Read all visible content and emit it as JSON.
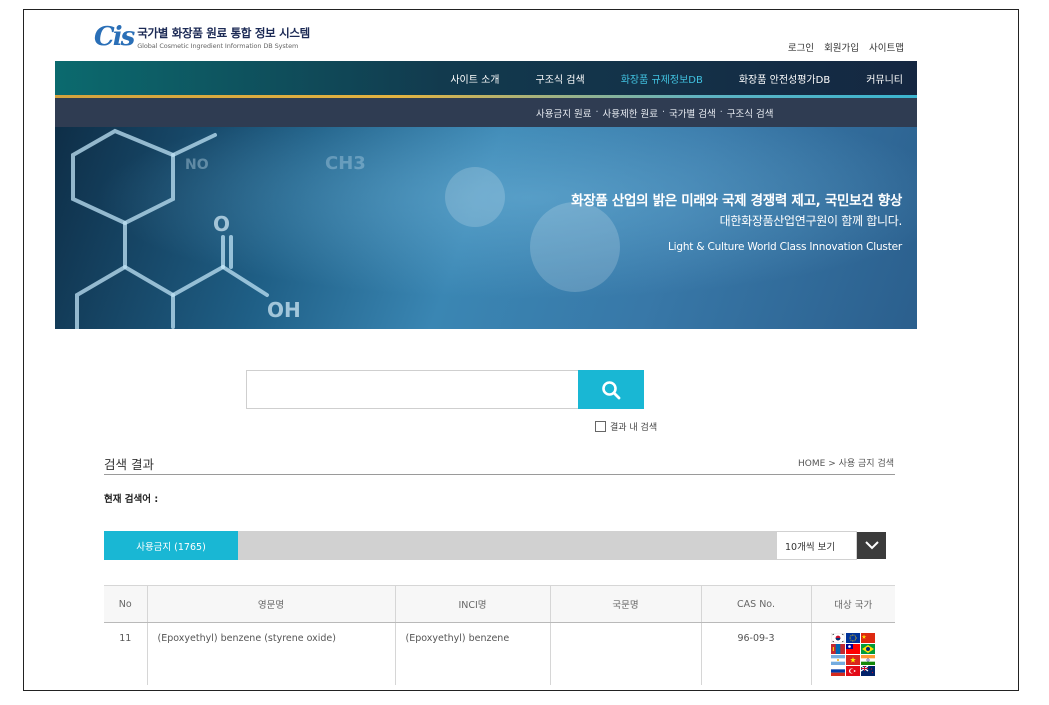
{
  "header": {
    "logo_mark": "Cis",
    "logo_title": "국가별 화장품 원료 통합 정보 시스템",
    "logo_subtitle": "Global Cosmetic Ingredient Information DB System",
    "util_links": [
      "로그인",
      "회원가입",
      "사이트맵"
    ]
  },
  "gnb": {
    "items": [
      "사이트 소개",
      "구조식 검색",
      "화장품 규제정보DB",
      "화장품 안전성평가DB",
      "커뮤니티"
    ],
    "active_index": 2
  },
  "lnb": {
    "items": [
      "사용금지 원료",
      "사용제한 원료",
      "국가별 검색",
      "구조식 검색"
    ],
    "separator": "·"
  },
  "hero": {
    "line1": "화장품 산업의 밝은 미래와 국제 경쟁력 제고, 국민보건 향상",
    "line2": "대한화장품산업연구원이 함께 합니다.",
    "line3": "Light & Culture World Class Innovation Cluster"
  },
  "search": {
    "value": "",
    "icon": "search-icon",
    "in_result_label": "결과 내 검색",
    "in_result_checked": false
  },
  "results": {
    "title": "검색 결과",
    "breadcrumb": "HOME > 사용 금지 검색",
    "current_term_label": "현재 검색어 :",
    "tab_label": "사용금지 (1765)",
    "per_page": "10개씩 보기",
    "columns": [
      "No",
      "영문명",
      "INCI명",
      "국문명",
      "CAS No.",
      "대상 국가"
    ],
    "rows": [
      {
        "no": "11",
        "english": "(Epoxyethyl) benzene (styrene oxide)",
        "inci": "(Epoxyethyl) benzene",
        "korean": "",
        "cas": "96-09-3"
      }
    ]
  },
  "colors": {
    "accent": "#19b7d4",
    "nav_active": "#41c2e0",
    "nav_bg": "#152741",
    "subnav_bg": "#2f3c52"
  }
}
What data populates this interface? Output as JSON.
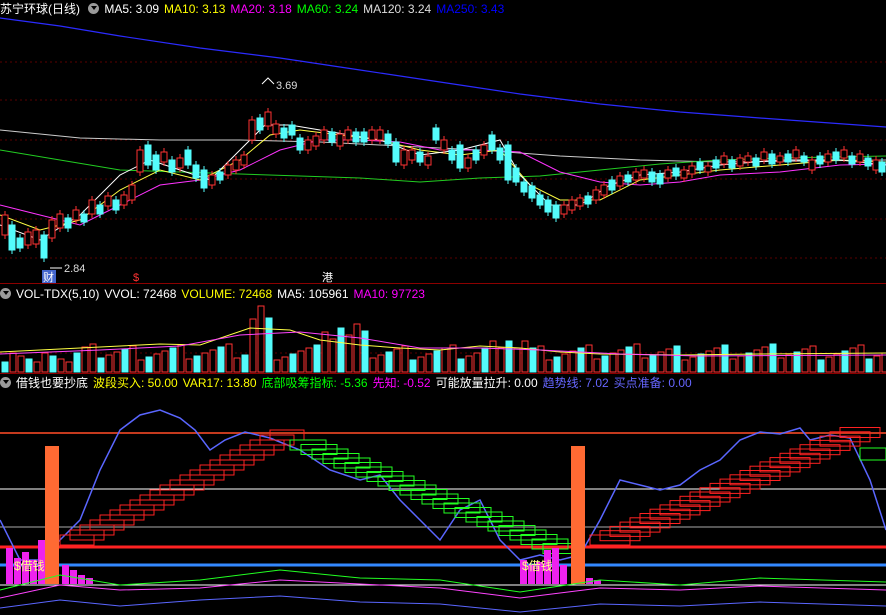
{
  "main_header": {
    "title": "苏宁环球(日线)",
    "items": [
      {
        "label": "MA5: 3.09",
        "color": "#ffffff"
      },
      {
        "label": "MA10: 3.13",
        "color": "#ffff00"
      },
      {
        "label": "MA20: 3.18",
        "color": "#ff00ff"
      },
      {
        "label": "MA60: 3.24",
        "color": "#00ff00"
      },
      {
        "label": "MA120: 3.24",
        "color": "#dddddd"
      },
      {
        "label": "MA250: 3.43",
        "color": "#0000ff"
      }
    ]
  },
  "price_annotations": {
    "high": "3.69",
    "low": "2.84",
    "markers": [
      "财",
      "$",
      "港"
    ]
  },
  "vol_header": {
    "title": "VOL-TDX(5,10)",
    "items": [
      {
        "label": "VVOL: 72468",
        "color": "#ffffff"
      },
      {
        "label": "VOLUME: 72468",
        "color": "#ffff00"
      },
      {
        "label": "MA5: 105961",
        "color": "#ffffff"
      },
      {
        "label": "MA10: 97723",
        "color": "#ff00ff"
      }
    ]
  },
  "ind_header": {
    "title": "借钱也要抄底",
    "items": [
      {
        "label": "波段买入: 50.00",
        "color": "#ffff00"
      },
      {
        "label": "VAR17: 13.80",
        "color": "#ffff00"
      },
      {
        "label": "底部吸筹指标: -5.36",
        "color": "#00ff00"
      },
      {
        "label": "先知: -0.52",
        "color": "#ff00ff"
      },
      {
        "label": "可能放量拉升: 0.00",
        "color": "#ffffff"
      },
      {
        "label": "趋势线: 7.02",
        "color": "#6666ff"
      },
      {
        "label": "买点准备: 0.00",
        "color": "#6666ff"
      }
    ]
  },
  "ind_labels": [
    "$借钱",
    "$借钱"
  ],
  "colors": {
    "up": "#ff3232",
    "down": "#54fcfc",
    "bg": "#000000"
  }
}
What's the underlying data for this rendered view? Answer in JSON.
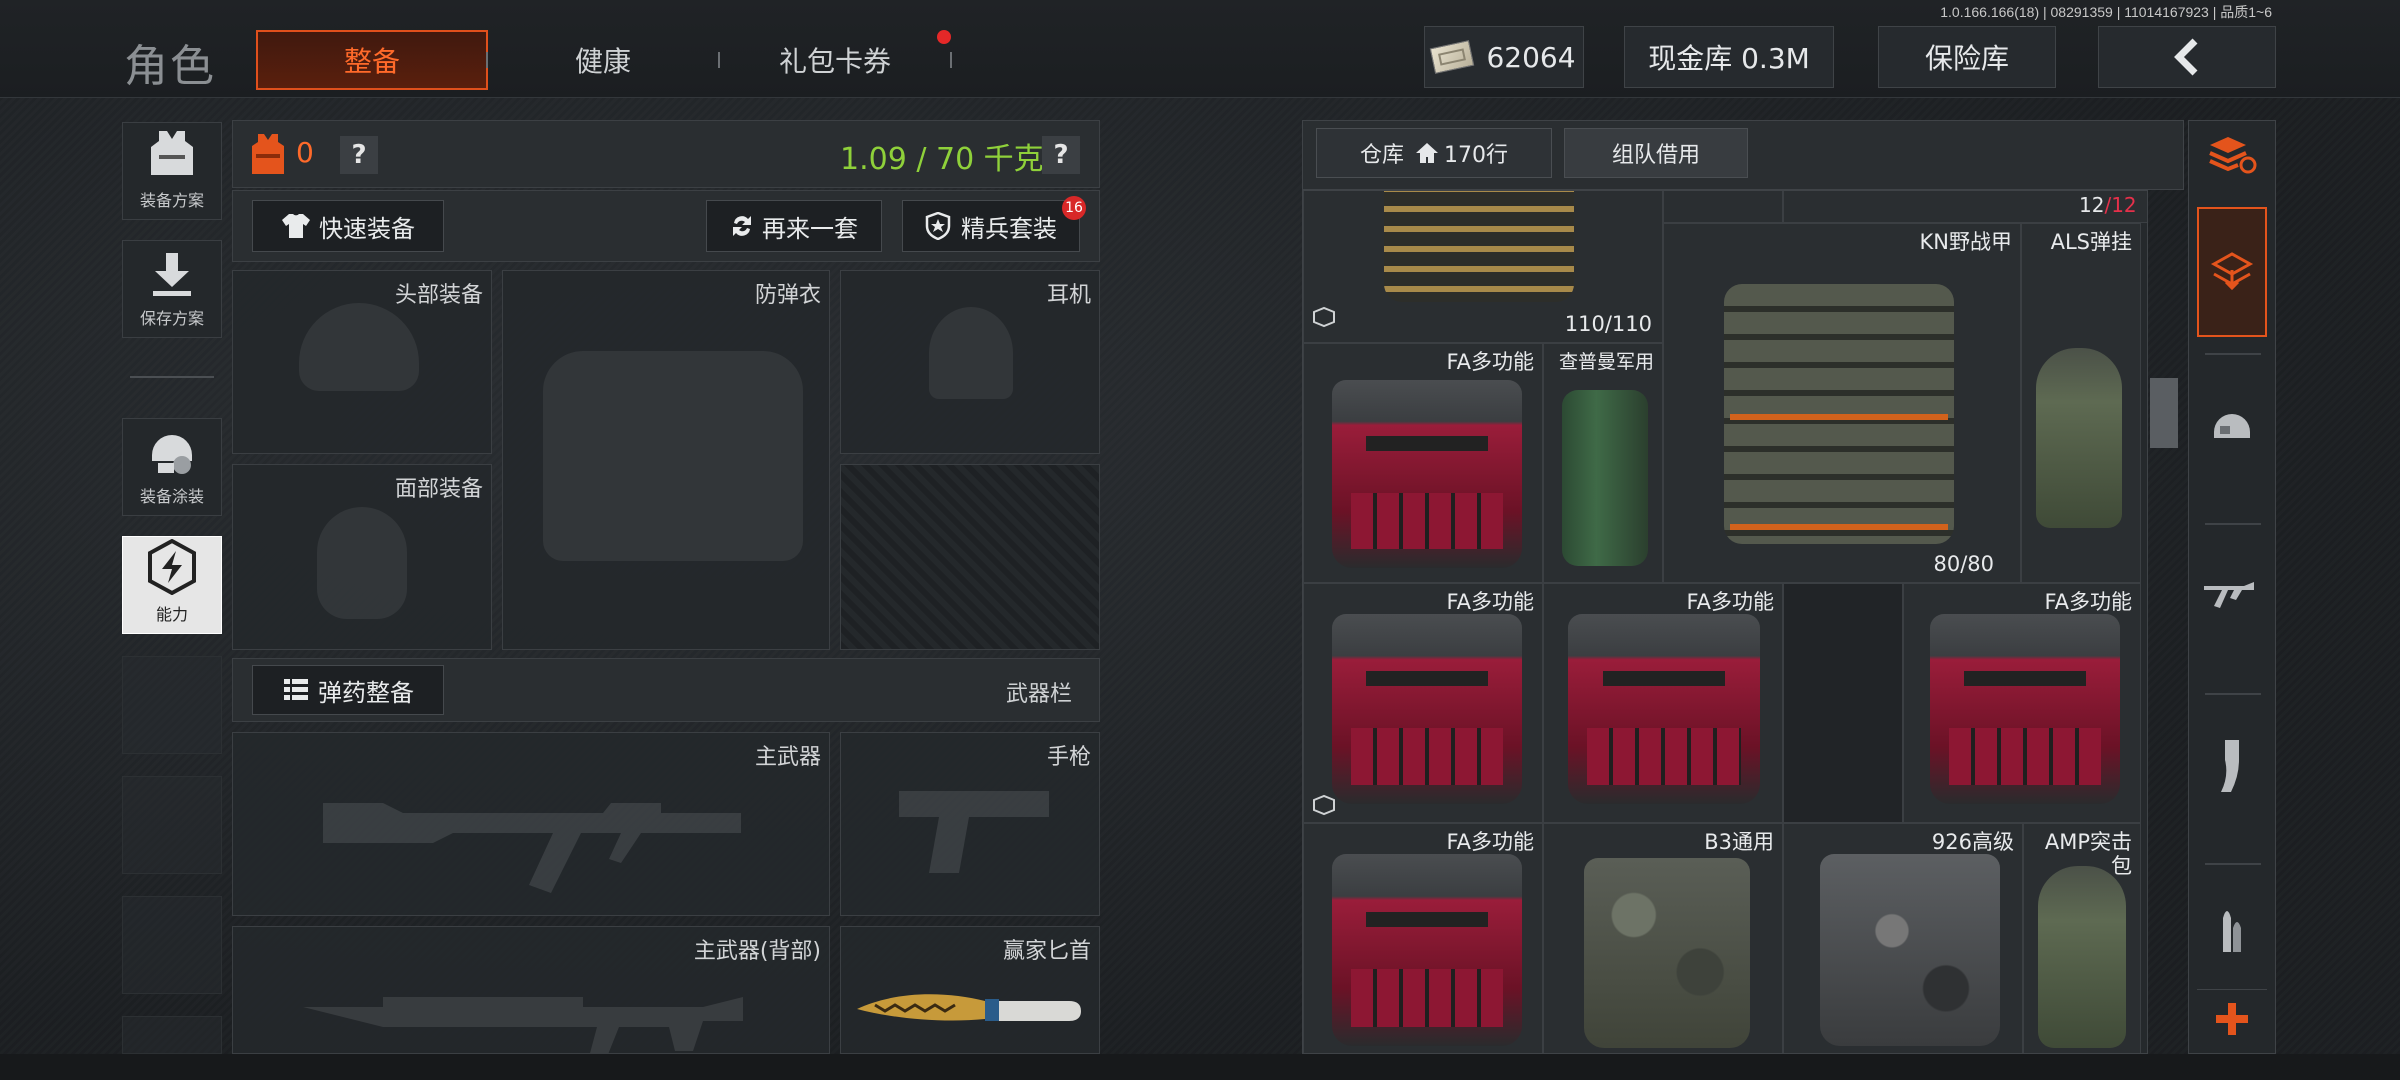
{
  "version_text": "1.0.166.166(18) | 08291359 | 11014167923 | 品质1~6",
  "header": {
    "title": "角色",
    "tabs": [
      {
        "label": "整备",
        "active": true
      },
      {
        "label": "健康",
        "active": false
      },
      {
        "label": "礼包卡券",
        "active": false,
        "has_notification": true
      }
    ],
    "currency_amount": "62064",
    "cash_storage": "现金库 0.3M",
    "insurance": "保险库",
    "back_icon": "chevron-left-icon"
  },
  "sidebar": {
    "items": [
      {
        "label": "装备方案",
        "icon": "vest-icon"
      },
      {
        "label": "保存方案",
        "icon": "download-icon"
      },
      {
        "label": "装备涂装",
        "icon": "helmet-paint-icon"
      },
      {
        "label": "能力",
        "icon": "lightning-hex-icon",
        "selected": true
      }
    ]
  },
  "gear": {
    "armor_count": "0",
    "help": "?",
    "weight": "1.09 / 70 千克",
    "quick_equip": "快速装备",
    "again": "再来一套",
    "elite_set": "精兵套装",
    "elite_badge": "16",
    "slots": {
      "head": "头部装备",
      "armor": "防弹衣",
      "headset": "耳机",
      "face": "面部装备"
    },
    "ammo_button": "弹药整备",
    "weapon_bar": "武器栏",
    "weapons": {
      "primary": "主武器",
      "pistol": "手枪",
      "primary_back": "主武器(背部)",
      "knife": "赢家匕首"
    }
  },
  "warehouse": {
    "tabs": [
      {
        "label": "仓库",
        "icon": "home-icon",
        "rows": "170行"
      },
      {
        "label": "组队借用"
      }
    ],
    "page_current": "12",
    "page_total": "/12",
    "items": [
      {
        "label": "",
        "count": "110/110"
      },
      {
        "label": "KN野战甲",
        "count": "80/80"
      },
      {
        "label": "ALS弹挂"
      },
      {
        "label": "FA多功能"
      },
      {
        "label": "查普曼军用"
      },
      {
        "label": "FA多功能"
      },
      {
        "label": "FA多功能"
      },
      {
        "label": "FA多功能"
      },
      {
        "label": "FA多功能"
      },
      {
        "label": "B3通用"
      },
      {
        "label": "926高级"
      },
      {
        "label": "AMP突击包"
      }
    ]
  },
  "rail_icons": [
    "layers-refresh-icon",
    "stack-download-icon",
    "helmet-icon",
    "rifle-icon",
    "magazine-icon",
    "bullets-icon",
    "plus-icon"
  ],
  "colors": {
    "accent": "#ff6a2a",
    "weight_green": "#8fd13a",
    "page_red": "#e5304a"
  }
}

:::::

Exactly as written, return every line of the listing, but not the pictures.

Read all visible content and emit it as JSON.
{
  "header": {
    "logo_mark": "Cis",
    "logo_title": "국가별 화장품 원료 통합 정보 시스템",
    "logo_subtitle": "Global Cosmetic Ingredient Information DB System",
    "util_links": [
      "로그인",
      "회원가입",
      "사이트맵"
    ]
  },
  "gnb": {
    "items": [
      "사이트 소개",
      "구조식 검색",
      "화장품 규제정보DB",
      "화장품 안전성평가DB",
      "커뮤니티"
    ],
    "active_index": 2
  },
  "lnb": {
    "items": [
      "사용금지 원료",
      "사용제한 원료",
      "국가별 검색",
      "구조식 검색"
    ],
    "separator": "·"
  },
  "hero": {
    "line1": "화장품 산업의 밝은 미래와 국제 경쟁력 제고, 국민보건 향상",
    "line2": "대한화장품산업연구원이 함께 합니다.",
    "line3": "Light & Culture World Class Innovation Cluster"
  },
  "search": {
    "value": "",
    "icon": "search-icon",
    "in_result_label": "결과 내 검색",
    "in_result_checked": false
  },
  "results": {
    "title": "검색 결과",
    "breadcrumb": "HOME > 사용 금지 검색",
    "current_term_label": "현재 검색어 :",
    "tab_label": "사용금지 (1765)",
    "per_page": "10개씩 보기",
    "columns": [
      "No",
      "영문명",
      "INCI명",
      "국문명",
      "CAS No.",
      "대상 국가"
    ],
    "rows": [
      {
        "no": "11",
        "english": "(Epoxyethyl) benzene (styrene oxide)",
        "inci": "(Epoxyethyl) benzene",
        "korean": "",
        "cas": "96-09-3"
      }
    ]
  },
  "colors": {
    "accent": "#19b7d4",
    "nav_active": "#41c2e0",
    "nav_bg": "#152741",
    "subnav_bg": "#2f3c52"
  }
}
What data populates this interface? Output as JSON.
{
  "main_header": {
    "title": "苏宁环球(日线)",
    "items": [
      {
        "label": "MA5: 3.09",
        "color": "#ffffff"
      },
      {
        "label": "MA10: 3.13",
        "color": "#ffff00"
      },
      {
        "label": "MA20: 3.18",
        "color": "#ff00ff"
      },
      {
        "label": "MA60: 3.24",
        "color": "#00ff00"
      },
      {
        "label": "MA120: 3.24",
        "color": "#dddddd"
      },
      {
        "label": "MA250: 3.43",
        "color": "#0000ff"
      }
    ]
  },
  "price_annotations": {
    "high": "3.69",
    "low": "2.84",
    "markers": [
      "财",
      "$",
      "港"
    ]
  },
  "vol_header": {
    "title": "VOL-TDX(5,10)",
    "items": [
      {
        "label": "VVOL: 72468",
        "color": "#ffffff"
      },
      {
        "label": "VOLUME: 72468",
        "color": "#ffff00"
      },
      {
        "label": "MA5: 105961",
        "color": "#ffffff"
      },
      {
        "label": "MA10: 97723",
        "color": "#ff00ff"
      }
    ]
  },
  "ind_header": {
    "title": "借钱也要抄底",
    "items": [
      {
        "label": "波段买入: 50.00",
        "color": "#ffff00"
      },
      {
        "label": "VAR17: 13.80",
        "color": "#ffff00"
      },
      {
        "label": "底部吸筹指标: -5.36",
        "color": "#00ff00"
      },
      {
        "label": "先知: -0.52",
        "color": "#ff00ff"
      },
      {
        "label": "可能放量拉升: 0.00",
        "color": "#ffffff"
      },
      {
        "label": "趋势线: 7.02",
        "color": "#6666ff"
      },
      {
        "label": "买点准备: 0.00",
        "color": "#6666ff"
      }
    ]
  },
  "ind_labels": [
    "$借钱",
    "$借钱"
  ],
  "colors": {
    "up": "#ff3232",
    "down": "#54fcfc",
    "bg": "#000000"
  }
}
What's the underlying data for this rendered view? Answer in JSON.
{
  "version_text": "1.0.166.166(18) | 08291359 | 11014167923 | 品质1~6",
  "header": {
    "title": "角色",
    "tabs": [
      {
        "label": "整备",
        "active": true
      },
      {
        "label": "健康",
        "active": false
      },
      {
        "label": "礼包卡券",
        "active": false,
        "has_notification": true
      }
    ],
    "currency_amount": "62064",
    "cash_storage": "现金库 0.3M",
    "insurance": "保险库",
    "back_icon": "chevron-left-icon"
  },
  "sidebar": {
    "items": [
      {
        "label": "装备方案",
        "icon": "vest-icon"
      },
      {
        "label": "保存方案",
        "icon": "download-icon"
      },
      {
        "label": "装备涂装",
        "icon": "helmet-paint-icon"
      },
      {
        "label": "能力",
        "icon": "lightning-hex-icon",
        "selected": true
      }
    ]
  },
  "gear": {
    "armor_count": "0",
    "help": "?",
    "weight": "1.09 / 70 千克",
    "quick_equip": "快速装备",
    "again": "再来一套",
    "elite_set": "精兵套装",
    "elite_badge": "16",
    "slots": {
      "head": "头部装备",
      "armor": "防弹衣",
      "headset": "耳机",
      "face": "面部装备"
    },
    "ammo_button": "弹药整备",
    "weapon_bar": "武器栏",
    "weapons": {
      "primary": "主武器",
      "pistol": "手枪",
      "primary_back": "主武器(背部)",
      "knife": "赢家匕首"
    }
  },
  "warehouse": {
    "tabs": [
      {
        "label": "仓库",
        "icon": "home-icon",
        "rows": "170行"
      },
      {
        "label": "组队借用"
      }
    ],
    "page_current": "12",
    "page_total": "/12",
    "items": [
      {
        "label": "",
        "count": "110/110"
      },
      {
        "label": "KN野战甲",
        "count": "80/80"
      },
      {
        "label": "ALS弹挂"
      },
      {
        "label": "FA多功能"
      },
      {
        "label": "查普曼军用"
      },
      {
        "label": "FA多功能"
      },
      {
        "label": "FA多功能"
      },
      {
        "label": "FA多功能"
      },
      {
        "label": "FA多功能"
      },
      {
        "label": "B3通用"
      },
      {
        "label": "926高级"
      },
      {
        "label": "AMP突击包"
      }
    ]
  },
  "rail_icons": [
    "layers-refresh-icon",
    "stack-download-icon",
    "helmet-icon",
    "rifle-icon",
    "magazine-icon",
    "bullets-icon",
    "plus-icon"
  ],
  "colors": {
    "accent": "#ff6a2a",
    "weight_green": "#8fd13a",
    "page_red": "#e5304a"
  }
}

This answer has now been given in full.